▶ _STATED GOAL_
All records below must be retyped exactly.

▶ _TASK INPUTS_
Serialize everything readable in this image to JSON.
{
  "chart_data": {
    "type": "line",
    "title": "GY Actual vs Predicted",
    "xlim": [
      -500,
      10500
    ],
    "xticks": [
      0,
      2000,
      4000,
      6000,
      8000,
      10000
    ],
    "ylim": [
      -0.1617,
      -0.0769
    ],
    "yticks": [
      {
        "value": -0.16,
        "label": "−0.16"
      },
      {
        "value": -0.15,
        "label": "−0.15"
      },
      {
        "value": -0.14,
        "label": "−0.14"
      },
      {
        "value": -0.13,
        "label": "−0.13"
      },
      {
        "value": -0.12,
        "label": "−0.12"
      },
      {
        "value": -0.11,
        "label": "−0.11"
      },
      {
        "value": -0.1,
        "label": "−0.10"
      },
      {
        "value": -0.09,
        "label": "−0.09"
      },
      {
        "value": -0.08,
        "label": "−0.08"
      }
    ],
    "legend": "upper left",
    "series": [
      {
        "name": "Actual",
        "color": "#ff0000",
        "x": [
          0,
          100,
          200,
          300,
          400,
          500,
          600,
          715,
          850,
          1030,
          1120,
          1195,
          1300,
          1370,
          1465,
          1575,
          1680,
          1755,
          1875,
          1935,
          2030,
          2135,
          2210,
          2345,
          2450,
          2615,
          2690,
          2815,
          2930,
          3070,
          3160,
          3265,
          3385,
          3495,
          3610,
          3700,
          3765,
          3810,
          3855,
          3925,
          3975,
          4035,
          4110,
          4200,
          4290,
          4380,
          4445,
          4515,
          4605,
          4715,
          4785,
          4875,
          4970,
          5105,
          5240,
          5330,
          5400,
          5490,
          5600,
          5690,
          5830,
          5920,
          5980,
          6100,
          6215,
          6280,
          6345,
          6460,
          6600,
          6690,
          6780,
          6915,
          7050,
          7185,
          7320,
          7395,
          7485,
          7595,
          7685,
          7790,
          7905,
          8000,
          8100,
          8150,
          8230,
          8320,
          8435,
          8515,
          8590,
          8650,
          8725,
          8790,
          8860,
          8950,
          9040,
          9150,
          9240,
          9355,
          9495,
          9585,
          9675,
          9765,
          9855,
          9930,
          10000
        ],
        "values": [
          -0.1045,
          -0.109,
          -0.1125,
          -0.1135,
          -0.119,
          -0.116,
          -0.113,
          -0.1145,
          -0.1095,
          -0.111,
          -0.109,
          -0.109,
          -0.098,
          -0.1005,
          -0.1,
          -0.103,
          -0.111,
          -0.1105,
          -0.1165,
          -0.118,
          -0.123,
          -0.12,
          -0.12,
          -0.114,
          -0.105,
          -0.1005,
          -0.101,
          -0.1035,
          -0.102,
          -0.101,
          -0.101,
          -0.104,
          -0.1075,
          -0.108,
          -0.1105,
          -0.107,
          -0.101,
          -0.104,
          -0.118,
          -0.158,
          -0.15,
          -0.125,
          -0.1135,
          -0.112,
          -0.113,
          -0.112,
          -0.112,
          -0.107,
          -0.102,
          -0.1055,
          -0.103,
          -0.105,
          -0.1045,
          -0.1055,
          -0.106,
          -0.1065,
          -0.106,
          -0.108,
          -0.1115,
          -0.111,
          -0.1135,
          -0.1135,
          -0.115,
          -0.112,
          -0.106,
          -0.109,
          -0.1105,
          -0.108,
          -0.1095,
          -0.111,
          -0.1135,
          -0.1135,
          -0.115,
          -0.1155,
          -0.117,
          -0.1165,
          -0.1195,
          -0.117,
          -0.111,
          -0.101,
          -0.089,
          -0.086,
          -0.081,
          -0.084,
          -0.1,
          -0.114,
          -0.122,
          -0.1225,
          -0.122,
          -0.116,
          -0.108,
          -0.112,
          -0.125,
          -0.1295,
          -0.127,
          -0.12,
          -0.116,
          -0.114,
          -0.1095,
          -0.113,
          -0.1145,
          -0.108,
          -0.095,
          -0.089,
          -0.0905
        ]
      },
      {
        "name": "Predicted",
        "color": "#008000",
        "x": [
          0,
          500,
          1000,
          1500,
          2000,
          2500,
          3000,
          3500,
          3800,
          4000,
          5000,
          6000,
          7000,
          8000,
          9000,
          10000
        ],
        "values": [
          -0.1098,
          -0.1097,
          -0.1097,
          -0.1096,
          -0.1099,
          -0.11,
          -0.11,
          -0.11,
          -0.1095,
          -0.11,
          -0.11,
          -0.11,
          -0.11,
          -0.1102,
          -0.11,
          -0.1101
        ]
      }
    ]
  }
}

▶ _WORKED SOLUTION_
Serialize everything readable in this image to JSON.
{
  "chart_data": {
    "type": "line",
    "title": "GY Actual vs Predicted",
    "xlim": [
      -500,
      10500
    ],
    "xticks": [
      0,
      2000,
      4000,
      6000,
      8000,
      10000
    ],
    "ylim": [
      -0.1617,
      -0.0769
    ],
    "yticks": [
      {
        "value": -0.16,
        "label": "−0.16"
      },
      {
        "value": -0.15,
        "label": "−0.15"
      },
      {
        "value": -0.14,
        "label": "−0.14"
      },
      {
        "value": -0.13,
        "label": "−0.13"
      },
      {
        "value": -0.12,
        "label": "−0.12"
      },
      {
        "value": -0.11,
        "label": "−0.11"
      },
      {
        "value": -0.1,
        "label": "−0.10"
      },
      {
        "value": -0.09,
        "label": "−0.09"
      },
      {
        "value": -0.08,
        "label": "−0.08"
      }
    ],
    "legend": "upper left",
    "series": [
      {
        "name": "Actual",
        "color": "#ff0000",
        "x": [
          0,
          100,
          200,
          300,
          400,
          500,
          600,
          715,
          850,
          1030,
          1120,
          1195,
          1300,
          1370,
          1465,
          1575,
          1680,
          1755,
          1875,
          1935,
          2030,
          2135,
          2210,
          2345,
          2450,
          2615,
          2690,
          2815,
          2930,
          3070,
          3160,
          3265,
          3385,
          3495,
          3610,
          3700,
          3765,
          3810,
          3855,
          3925,
          3975,
          4035,
          4110,
          4200,
          4290,
          4380,
          4445,
          4515,
          4605,
          4715,
          4785,
          4875,
          4970,
          5105,
          5240,
          5330,
          5400,
          5490,
          5600,
          5690,
          5830,
          5920,
          5980,
          6100,
          6215,
          6280,
          6345,
          6460,
          6600,
          6690,
          6780,
          6915,
          7050,
          7185,
          7320,
          7395,
          7485,
          7595,
          7685,
          7790,
          7905,
          8000,
          8100,
          8150,
          8230,
          8320,
          8435,
          8515,
          8590,
          8650,
          8725,
          8790,
          8860,
          8950,
          9040,
          9150,
          9240,
          9355,
          9495,
          9585,
          9675,
          9765,
          9855,
          9930,
          10000
        ],
        "values": [
          -0.1045,
          -0.109,
          -0.1125,
          -0.1135,
          -0.119,
          -0.116,
          -0.113,
          -0.1145,
          -0.1095,
          -0.111,
          -0.109,
          -0.109,
          -0.098,
          -0.1005,
          -0.1,
          -0.103,
          -0.111,
          -0.1105,
          -0.1165,
          -0.118,
          -0.123,
          -0.12,
          -0.12,
          -0.114,
          -0.105,
          -0.1005,
          -0.101,
          -0.1035,
          -0.102,
          -0.101,
          -0.101,
          -0.104,
          -0.1075,
          -0.108,
          -0.1105,
          -0.107,
          -0.101,
          -0.104,
          -0.118,
          -0.158,
          -0.15,
          -0.125,
          -0.1135,
          -0.112,
          -0.113,
          -0.112,
          -0.112,
          -0.107,
          -0.102,
          -0.1055,
          -0.103,
          -0.105,
          -0.1045,
          -0.1055,
          -0.106,
          -0.1065,
          -0.106,
          -0.108,
          -0.1115,
          -0.111,
          -0.1135,
          -0.1135,
          -0.115,
          -0.112,
          -0.106,
          -0.109,
          -0.1105,
          -0.108,
          -0.1095,
          -0.111,
          -0.1135,
          -0.1135,
          -0.115,
          -0.1155,
          -0.117,
          -0.1165,
          -0.1195,
          -0.117,
          -0.111,
          -0.101,
          -0.089,
          -0.086,
          -0.081,
          -0.084,
          -0.1,
          -0.114,
          -0.122,
          -0.1225,
          -0.122,
          -0.116,
          -0.108,
          -0.112,
          -0.125,
          -0.1295,
          -0.127,
          -0.12,
          -0.116,
          -0.114,
          -0.1095,
          -0.113,
          -0.1145,
          -0.108,
          -0.095,
          -0.089,
          -0.0905
        ]
      },
      {
        "name": "Predicted",
        "color": "#008000",
        "x": [
          0,
          500,
          1000,
          1500,
          2000,
          2500,
          3000,
          3500,
          3800,
          4000,
          5000,
          6000,
          7000,
          8000,
          9000,
          10000
        ],
        "values": [
          -0.1098,
          -0.1097,
          -0.1097,
          -0.1096,
          -0.1099,
          -0.11,
          -0.11,
          -0.11,
          -0.1095,
          -0.11,
          -0.11,
          -0.11,
          -0.11,
          -0.1102,
          -0.11,
          -0.1101
        ]
      }
    ]
  }
}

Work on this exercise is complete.